**What this task involves**. Each record that follows should be repeated exactly, minus any images.

Structured figure records
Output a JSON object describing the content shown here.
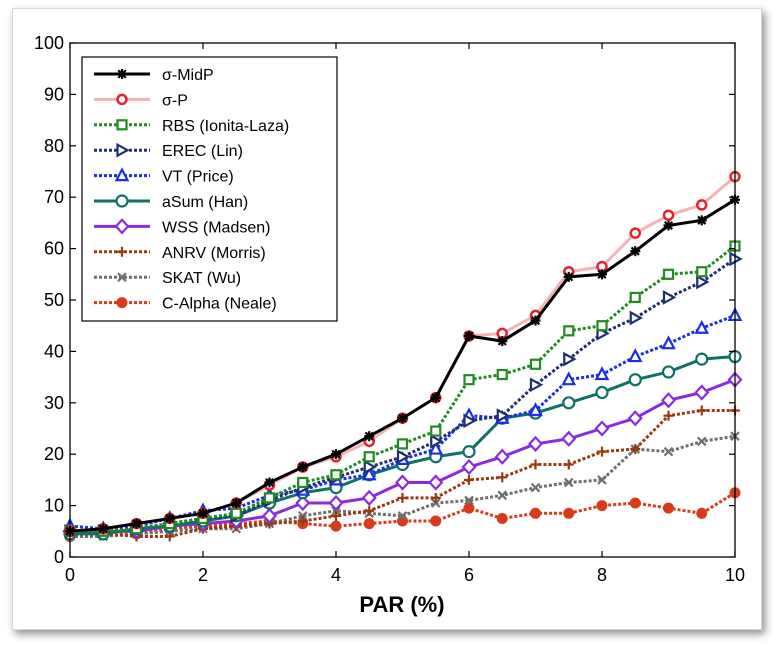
{
  "chart_data": {
    "type": "line",
    "title": "",
    "xlabel": "PAR (%)",
    "ylabel": "",
    "xlim": [
      0,
      10
    ],
    "ylim": [
      0,
      100
    ],
    "xticks": [
      "0",
      "2",
      "4",
      "6",
      "8",
      "10"
    ],
    "yticks": [
      "0",
      "10",
      "20",
      "30",
      "40",
      "50",
      "60",
      "70",
      "80",
      "90",
      "100"
    ],
    "grid": false,
    "legend_position": "top-left",
    "x": [
      0,
      0.5,
      1,
      1.5,
      2,
      2.5,
      3,
      3.5,
      4,
      4.5,
      5,
      5.5,
      6,
      6.5,
      7,
      7.5,
      8,
      8.5,
      9,
      9.5,
      10
    ],
    "series": [
      {
        "name": "σ-MidP",
        "color": "#000000",
        "marker": "star",
        "dash": "solid",
        "values": [
          5,
          5.5,
          6.5,
          7.5,
          8.5,
          10.5,
          14.5,
          17.5,
          20,
          23.5,
          27,
          31,
          43,
          42,
          46,
          54.5,
          55,
          59.5,
          64.5,
          65.5,
          69.5
        ]
      },
      {
        "name": "σ-P",
        "color": "#f4b3b3",
        "marker": "circle-red",
        "dash": "solid",
        "values": [
          5,
          5.5,
          6.5,
          7.5,
          8.5,
          10.5,
          14,
          17.5,
          19.5,
          22.5,
          27,
          31,
          43,
          43.5,
          47,
          55.5,
          56.5,
          63,
          66.5,
          68.5,
          74
        ]
      },
      {
        "name": "RBS (Ionita-Laza)",
        "color": "#1f8c1f",
        "marker": "square",
        "dash": "dot",
        "values": [
          5,
          5,
          5.5,
          6.5,
          7.5,
          8.5,
          11.5,
          14.5,
          16,
          19.5,
          22,
          24.5,
          34.5,
          35.5,
          37.5,
          44,
          45,
          50.5,
          55,
          55.5,
          60.5
        ]
      },
      {
        "name": "EREC (Lin)",
        "color": "#1f3070",
        "marker": "triangle-right",
        "dash": "dot",
        "values": [
          5,
          5,
          5.5,
          6.5,
          7.5,
          8,
          11,
          13.5,
          15.5,
          17.5,
          19.5,
          22.5,
          26.5,
          27.5,
          33.5,
          38.5,
          43.5,
          46.5,
          50.5,
          53.5,
          58
        ]
      },
      {
        "name": "VT (Price)",
        "color": "#1a2ee6",
        "marker": "triangle-up",
        "dash": "dot",
        "values": [
          6,
          5.5,
          6,
          7.5,
          9,
          9.5,
          12,
          13,
          15,
          16,
          19,
          21,
          27.5,
          27,
          28.5,
          34.5,
          35.5,
          39,
          41.5,
          44.5,
          47
        ]
      },
      {
        "name": "aSum (Han)",
        "color": "#10706a",
        "marker": "circle-open",
        "dash": "solid",
        "values": [
          4.5,
          4.5,
          5.5,
          6,
          7,
          8,
          10.5,
          12.5,
          13.5,
          16,
          18,
          19.5,
          20.5,
          27,
          28,
          30,
          32,
          34.5,
          36,
          38.5,
          39
        ]
      },
      {
        "name": "WSS (Madsen)",
        "color": "#8a2be2",
        "marker": "diamond",
        "dash": "solid",
        "values": [
          5,
          5,
          5,
          6,
          6.5,
          7,
          8,
          10.5,
          10.5,
          11.5,
          14.5,
          14.5,
          17.5,
          19.5,
          22,
          23,
          25,
          27,
          30.5,
          32,
          34.5
        ]
      },
      {
        "name": "ANRV (Morris)",
        "color": "#9a3a10",
        "marker": "plus",
        "dash": "dot",
        "values": [
          4.5,
          4.5,
          4,
          4,
          5.5,
          6,
          6.5,
          7,
          8,
          9,
          11.5,
          11.5,
          15,
          15.5,
          18,
          18,
          20.5,
          21,
          27.5,
          28.5,
          28.5
        ]
      },
      {
        "name": "SKAT (Wu)",
        "color": "#6e6e6e",
        "marker": "x",
        "dash": "dot",
        "values": [
          4,
          4,
          4.5,
          5,
          5.5,
          5.5,
          6.5,
          8,
          9,
          8.5,
          8,
          10.5,
          11,
          12,
          13.5,
          14.5,
          15,
          21,
          20.5,
          22.5,
          23.5
        ]
      },
      {
        "name": "C-Alpha (Neale)",
        "color": "#d83a1a",
        "marker": "dot-filled",
        "dash": "dot",
        "values": [
          4,
          5,
          4.5,
          5.5,
          6,
          6.5,
          7,
          6.5,
          6,
          6.5,
          7,
          7,
          9.5,
          7.5,
          8.5,
          8.5,
          10,
          10.5,
          9.5,
          8.5,
          12.5
        ]
      }
    ]
  }
}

**Task result**.
Output a JSON object describing the content shown here.
{
  "chart_data": {
    "type": "line",
    "title": "",
    "xlabel": "PAR (%)",
    "ylabel": "",
    "xlim": [
      0,
      10
    ],
    "ylim": [
      0,
      100
    ],
    "xticks": [
      "0",
      "2",
      "4",
      "6",
      "8",
      "10"
    ],
    "yticks": [
      "0",
      "10",
      "20",
      "30",
      "40",
      "50",
      "60",
      "70",
      "80",
      "90",
      "100"
    ],
    "grid": false,
    "legend_position": "top-left",
    "x": [
      0,
      0.5,
      1,
      1.5,
      2,
      2.5,
      3,
      3.5,
      4,
      4.5,
      5,
      5.5,
      6,
      6.5,
      7,
      7.5,
      8,
      8.5,
      9,
      9.5,
      10
    ],
    "series": [
      {
        "name": "σ-MidP",
        "color": "#000000",
        "marker": "star",
        "dash": "solid",
        "values": [
          5,
          5.5,
          6.5,
          7.5,
          8.5,
          10.5,
          14.5,
          17.5,
          20,
          23.5,
          27,
          31,
          43,
          42,
          46,
          54.5,
          55,
          59.5,
          64.5,
          65.5,
          69.5
        ]
      },
      {
        "name": "σ-P",
        "color": "#f4b3b3",
        "marker": "circle-red",
        "dash": "solid",
        "values": [
          5,
          5.5,
          6.5,
          7.5,
          8.5,
          10.5,
          14,
          17.5,
          19.5,
          22.5,
          27,
          31,
          43,
          43.5,
          47,
          55.5,
          56.5,
          63,
          66.5,
          68.5,
          74
        ]
      },
      {
        "name": "RBS (Ionita-Laza)",
        "color": "#1f8c1f",
        "marker": "square",
        "dash": "dot",
        "values": [
          5,
          5,
          5.5,
          6.5,
          7.5,
          8.5,
          11.5,
          14.5,
          16,
          19.5,
          22,
          24.5,
          34.5,
          35.5,
          37.5,
          44,
          45,
          50.5,
          55,
          55.5,
          60.5
        ]
      },
      {
        "name": "EREC (Lin)",
        "color": "#1f3070",
        "marker": "triangle-right",
        "dash": "dot",
        "values": [
          5,
          5,
          5.5,
          6.5,
          7.5,
          8,
          11,
          13.5,
          15.5,
          17.5,
          19.5,
          22.5,
          26.5,
          27.5,
          33.5,
          38.5,
          43.5,
          46.5,
          50.5,
          53.5,
          58
        ]
      },
      {
        "name": "VT (Price)",
        "color": "#1a2ee6",
        "marker": "triangle-up",
        "dash": "dot",
        "values": [
          6,
          5.5,
          6,
          7.5,
          9,
          9.5,
          12,
          13,
          15,
          16,
          19,
          21,
          27.5,
          27,
          28.5,
          34.5,
          35.5,
          39,
          41.5,
          44.5,
          47
        ]
      },
      {
        "name": "aSum (Han)",
        "color": "#10706a",
        "marker": "circle-open",
        "dash": "solid",
        "values": [
          4.5,
          4.5,
          5.5,
          6,
          7,
          8,
          10.5,
          12.5,
          13.5,
          16,
          18,
          19.5,
          20.5,
          27,
          28,
          30,
          32,
          34.5,
          36,
          38.5,
          39
        ]
      },
      {
        "name": "WSS (Madsen)",
        "color": "#8a2be2",
        "marker": "diamond",
        "dash": "solid",
        "values": [
          5,
          5,
          5,
          6,
          6.5,
          7,
          8,
          10.5,
          10.5,
          11.5,
          14.5,
          14.5,
          17.5,
          19.5,
          22,
          23,
          25,
          27,
          30.5,
          32,
          34.5
        ]
      },
      {
        "name": "ANRV (Morris)",
        "color": "#9a3a10",
        "marker": "plus",
        "dash": "dot",
        "values": [
          4.5,
          4.5,
          4,
          4,
          5.5,
          6,
          6.5,
          7,
          8,
          9,
          11.5,
          11.5,
          15,
          15.5,
          18,
          18,
          20.5,
          21,
          27.5,
          28.5,
          28.5
        ]
      },
      {
        "name": "SKAT (Wu)",
        "color": "#6e6e6e",
        "marker": "x",
        "dash": "dot",
        "values": [
          4,
          4,
          4.5,
          5,
          5.5,
          5.5,
          6.5,
          8,
          9,
          8.5,
          8,
          10.5,
          11,
          12,
          13.5,
          14.5,
          15,
          21,
          20.5,
          22.5,
          23.5
        ]
      },
      {
        "name": "C-Alpha (Neale)",
        "color": "#d83a1a",
        "marker": "dot-filled",
        "dash": "dot",
        "values": [
          4,
          5,
          4.5,
          5.5,
          6,
          6.5,
          7,
          6.5,
          6,
          6.5,
          7,
          7,
          9.5,
          7.5,
          8.5,
          8.5,
          10,
          10.5,
          9.5,
          8.5,
          12.5
        ]
      }
    ]
  }
}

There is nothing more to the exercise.